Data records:
+++
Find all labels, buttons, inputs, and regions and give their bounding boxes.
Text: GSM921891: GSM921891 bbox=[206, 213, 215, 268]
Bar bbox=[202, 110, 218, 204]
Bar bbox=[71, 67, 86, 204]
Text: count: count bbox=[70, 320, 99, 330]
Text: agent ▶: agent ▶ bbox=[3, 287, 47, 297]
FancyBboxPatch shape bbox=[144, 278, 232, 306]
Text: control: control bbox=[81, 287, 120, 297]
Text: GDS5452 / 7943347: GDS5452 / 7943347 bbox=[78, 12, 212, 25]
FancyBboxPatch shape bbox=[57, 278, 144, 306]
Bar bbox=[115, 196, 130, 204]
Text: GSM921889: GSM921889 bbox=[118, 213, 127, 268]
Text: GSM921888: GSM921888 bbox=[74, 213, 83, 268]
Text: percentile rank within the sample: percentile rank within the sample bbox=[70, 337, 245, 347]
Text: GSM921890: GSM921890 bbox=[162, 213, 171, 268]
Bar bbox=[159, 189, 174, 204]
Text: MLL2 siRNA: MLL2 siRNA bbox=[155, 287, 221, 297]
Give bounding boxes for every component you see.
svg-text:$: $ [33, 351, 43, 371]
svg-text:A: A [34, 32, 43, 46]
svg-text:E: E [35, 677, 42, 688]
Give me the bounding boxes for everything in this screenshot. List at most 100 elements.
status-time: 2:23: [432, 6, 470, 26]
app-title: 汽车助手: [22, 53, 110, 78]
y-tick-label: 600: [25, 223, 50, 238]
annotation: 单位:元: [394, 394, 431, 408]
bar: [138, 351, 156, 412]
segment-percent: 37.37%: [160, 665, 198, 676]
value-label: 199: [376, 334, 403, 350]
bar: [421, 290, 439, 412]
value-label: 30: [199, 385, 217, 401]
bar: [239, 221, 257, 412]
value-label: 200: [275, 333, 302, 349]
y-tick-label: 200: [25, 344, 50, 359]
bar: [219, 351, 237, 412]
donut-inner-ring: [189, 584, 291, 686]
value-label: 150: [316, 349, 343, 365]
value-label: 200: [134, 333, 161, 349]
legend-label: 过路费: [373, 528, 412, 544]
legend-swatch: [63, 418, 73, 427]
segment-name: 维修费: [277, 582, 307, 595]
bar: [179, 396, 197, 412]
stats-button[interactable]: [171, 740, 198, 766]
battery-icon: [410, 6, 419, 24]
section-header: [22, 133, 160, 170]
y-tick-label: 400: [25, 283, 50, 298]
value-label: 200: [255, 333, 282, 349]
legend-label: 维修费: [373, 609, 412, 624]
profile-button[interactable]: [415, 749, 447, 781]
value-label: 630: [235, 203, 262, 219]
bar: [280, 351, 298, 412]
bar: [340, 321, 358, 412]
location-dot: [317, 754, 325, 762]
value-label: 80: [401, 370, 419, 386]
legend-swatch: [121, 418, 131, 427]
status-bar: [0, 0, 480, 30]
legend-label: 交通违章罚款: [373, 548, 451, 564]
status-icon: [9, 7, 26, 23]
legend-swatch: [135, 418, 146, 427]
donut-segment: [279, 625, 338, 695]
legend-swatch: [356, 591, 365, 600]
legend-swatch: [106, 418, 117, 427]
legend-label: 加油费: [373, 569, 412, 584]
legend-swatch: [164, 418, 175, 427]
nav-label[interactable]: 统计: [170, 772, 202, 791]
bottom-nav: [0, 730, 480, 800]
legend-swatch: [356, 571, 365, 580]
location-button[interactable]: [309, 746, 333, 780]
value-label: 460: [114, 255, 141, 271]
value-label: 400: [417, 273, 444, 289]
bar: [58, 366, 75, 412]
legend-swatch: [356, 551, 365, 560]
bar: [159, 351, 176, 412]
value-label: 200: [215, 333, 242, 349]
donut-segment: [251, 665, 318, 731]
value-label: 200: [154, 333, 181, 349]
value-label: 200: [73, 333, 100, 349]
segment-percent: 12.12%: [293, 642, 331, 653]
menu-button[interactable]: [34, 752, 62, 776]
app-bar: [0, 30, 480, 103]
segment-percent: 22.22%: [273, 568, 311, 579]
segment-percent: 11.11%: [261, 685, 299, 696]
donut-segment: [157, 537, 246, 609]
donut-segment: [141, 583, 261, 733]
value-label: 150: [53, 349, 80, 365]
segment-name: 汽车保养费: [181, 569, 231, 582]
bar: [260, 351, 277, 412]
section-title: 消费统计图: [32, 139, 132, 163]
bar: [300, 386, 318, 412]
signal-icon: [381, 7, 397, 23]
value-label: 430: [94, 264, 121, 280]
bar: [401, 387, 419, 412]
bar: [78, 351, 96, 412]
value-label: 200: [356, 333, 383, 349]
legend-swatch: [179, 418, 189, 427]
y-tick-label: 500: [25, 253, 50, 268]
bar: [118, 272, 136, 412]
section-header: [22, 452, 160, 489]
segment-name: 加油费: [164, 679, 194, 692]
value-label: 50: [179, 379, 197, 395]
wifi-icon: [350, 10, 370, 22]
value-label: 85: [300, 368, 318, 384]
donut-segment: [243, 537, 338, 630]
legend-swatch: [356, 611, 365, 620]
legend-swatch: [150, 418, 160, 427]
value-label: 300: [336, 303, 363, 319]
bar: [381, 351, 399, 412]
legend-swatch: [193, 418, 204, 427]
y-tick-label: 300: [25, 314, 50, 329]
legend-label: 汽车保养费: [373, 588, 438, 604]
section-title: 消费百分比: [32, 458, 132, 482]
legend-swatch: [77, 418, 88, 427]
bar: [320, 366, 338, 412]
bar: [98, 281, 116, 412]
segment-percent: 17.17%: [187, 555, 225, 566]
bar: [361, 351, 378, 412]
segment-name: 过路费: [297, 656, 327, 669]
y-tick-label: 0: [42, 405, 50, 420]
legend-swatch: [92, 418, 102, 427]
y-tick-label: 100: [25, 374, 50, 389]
+++
**TASK TO COMPLETE:**
Retype the material from its first line through the line that contains "Text: agent ▶: agent ▶ bbox=[3, 287, 47, 297]", including both of those lines, without changing a single character.

**CORRECT RESULT:**
Find all labels, buttons, inputs, and regions and give their bounding boxes.
Text: GSM921891: GSM921891 bbox=[206, 213, 215, 268]
Bar bbox=[202, 110, 218, 204]
Bar bbox=[71, 67, 86, 204]
Text: count: count bbox=[70, 320, 99, 330]
Text: agent ▶: agent ▶ bbox=[3, 287, 47, 297]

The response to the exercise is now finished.